## What you are asked to do
Return each line that holds the word "text".
★ ★ ★
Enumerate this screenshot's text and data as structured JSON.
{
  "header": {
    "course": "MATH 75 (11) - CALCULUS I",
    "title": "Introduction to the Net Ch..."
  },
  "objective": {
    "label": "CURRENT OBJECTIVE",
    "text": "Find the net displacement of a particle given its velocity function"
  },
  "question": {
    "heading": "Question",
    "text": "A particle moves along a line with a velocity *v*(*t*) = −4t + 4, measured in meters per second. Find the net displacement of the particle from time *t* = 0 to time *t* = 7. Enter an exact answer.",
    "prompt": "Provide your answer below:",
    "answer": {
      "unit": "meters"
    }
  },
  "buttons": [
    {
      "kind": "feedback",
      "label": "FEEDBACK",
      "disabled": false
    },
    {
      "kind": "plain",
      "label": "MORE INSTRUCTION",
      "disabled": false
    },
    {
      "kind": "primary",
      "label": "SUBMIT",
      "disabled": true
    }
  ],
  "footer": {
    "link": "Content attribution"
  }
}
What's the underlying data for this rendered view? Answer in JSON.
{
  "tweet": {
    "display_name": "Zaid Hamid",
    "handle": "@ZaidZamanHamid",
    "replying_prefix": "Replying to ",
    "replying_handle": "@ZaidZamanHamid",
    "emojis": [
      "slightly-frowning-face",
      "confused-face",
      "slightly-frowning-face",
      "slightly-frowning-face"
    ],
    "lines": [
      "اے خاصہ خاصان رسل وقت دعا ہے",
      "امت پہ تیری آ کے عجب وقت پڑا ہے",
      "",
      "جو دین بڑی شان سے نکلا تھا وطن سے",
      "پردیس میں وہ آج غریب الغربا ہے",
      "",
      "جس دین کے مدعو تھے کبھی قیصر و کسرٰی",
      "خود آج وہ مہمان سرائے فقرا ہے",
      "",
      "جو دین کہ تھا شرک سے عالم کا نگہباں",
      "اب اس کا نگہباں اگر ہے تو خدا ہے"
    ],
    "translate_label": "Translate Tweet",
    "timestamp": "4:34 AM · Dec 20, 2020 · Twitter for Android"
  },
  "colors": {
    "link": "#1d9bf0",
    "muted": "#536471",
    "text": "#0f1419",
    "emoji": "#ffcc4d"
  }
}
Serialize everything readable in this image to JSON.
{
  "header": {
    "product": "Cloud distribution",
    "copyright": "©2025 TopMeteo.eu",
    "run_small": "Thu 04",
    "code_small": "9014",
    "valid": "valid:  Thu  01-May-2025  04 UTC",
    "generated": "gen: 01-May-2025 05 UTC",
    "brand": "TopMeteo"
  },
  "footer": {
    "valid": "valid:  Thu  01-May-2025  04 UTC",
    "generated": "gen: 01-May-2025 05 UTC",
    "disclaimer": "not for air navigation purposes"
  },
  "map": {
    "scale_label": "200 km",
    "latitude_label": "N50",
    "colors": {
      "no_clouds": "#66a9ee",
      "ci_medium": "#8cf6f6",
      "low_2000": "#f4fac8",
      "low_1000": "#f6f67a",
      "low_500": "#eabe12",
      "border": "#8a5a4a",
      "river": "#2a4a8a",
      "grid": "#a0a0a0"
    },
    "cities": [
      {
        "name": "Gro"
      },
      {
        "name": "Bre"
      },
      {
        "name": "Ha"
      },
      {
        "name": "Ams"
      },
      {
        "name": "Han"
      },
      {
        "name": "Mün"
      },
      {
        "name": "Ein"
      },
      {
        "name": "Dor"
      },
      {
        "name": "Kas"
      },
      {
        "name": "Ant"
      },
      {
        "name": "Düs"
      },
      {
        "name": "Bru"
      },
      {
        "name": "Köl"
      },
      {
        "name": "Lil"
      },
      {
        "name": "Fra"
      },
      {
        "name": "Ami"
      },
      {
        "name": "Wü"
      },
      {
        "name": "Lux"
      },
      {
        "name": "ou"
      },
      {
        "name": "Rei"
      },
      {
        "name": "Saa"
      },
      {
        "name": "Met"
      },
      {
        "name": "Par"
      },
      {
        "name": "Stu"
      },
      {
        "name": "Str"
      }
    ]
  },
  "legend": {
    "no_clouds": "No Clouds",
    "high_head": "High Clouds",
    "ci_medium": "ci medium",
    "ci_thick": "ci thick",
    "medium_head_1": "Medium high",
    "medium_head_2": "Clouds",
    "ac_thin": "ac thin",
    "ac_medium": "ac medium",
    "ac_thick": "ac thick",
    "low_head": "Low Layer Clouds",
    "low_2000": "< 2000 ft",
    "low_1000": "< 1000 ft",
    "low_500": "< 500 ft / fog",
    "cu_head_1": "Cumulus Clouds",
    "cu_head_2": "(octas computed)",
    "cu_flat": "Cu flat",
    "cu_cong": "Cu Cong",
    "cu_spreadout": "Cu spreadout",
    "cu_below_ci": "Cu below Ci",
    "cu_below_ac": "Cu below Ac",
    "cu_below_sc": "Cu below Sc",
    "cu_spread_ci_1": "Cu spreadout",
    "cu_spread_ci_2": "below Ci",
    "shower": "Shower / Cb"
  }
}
★ ★ ★
## Exercise result
Enumerate this screenshot's text and data as structured JSON.
    "text": "Find the net displacement of a particle given its velocity function"
    "text": "A particle moves along a line with a velocity *v*(*t*) = −4t + 4, measured in meters per second. Find the net displacement of the particle from time *t* = 0 to time *t* = 7. Enter an exact answer.",
    "text": "#0f1419",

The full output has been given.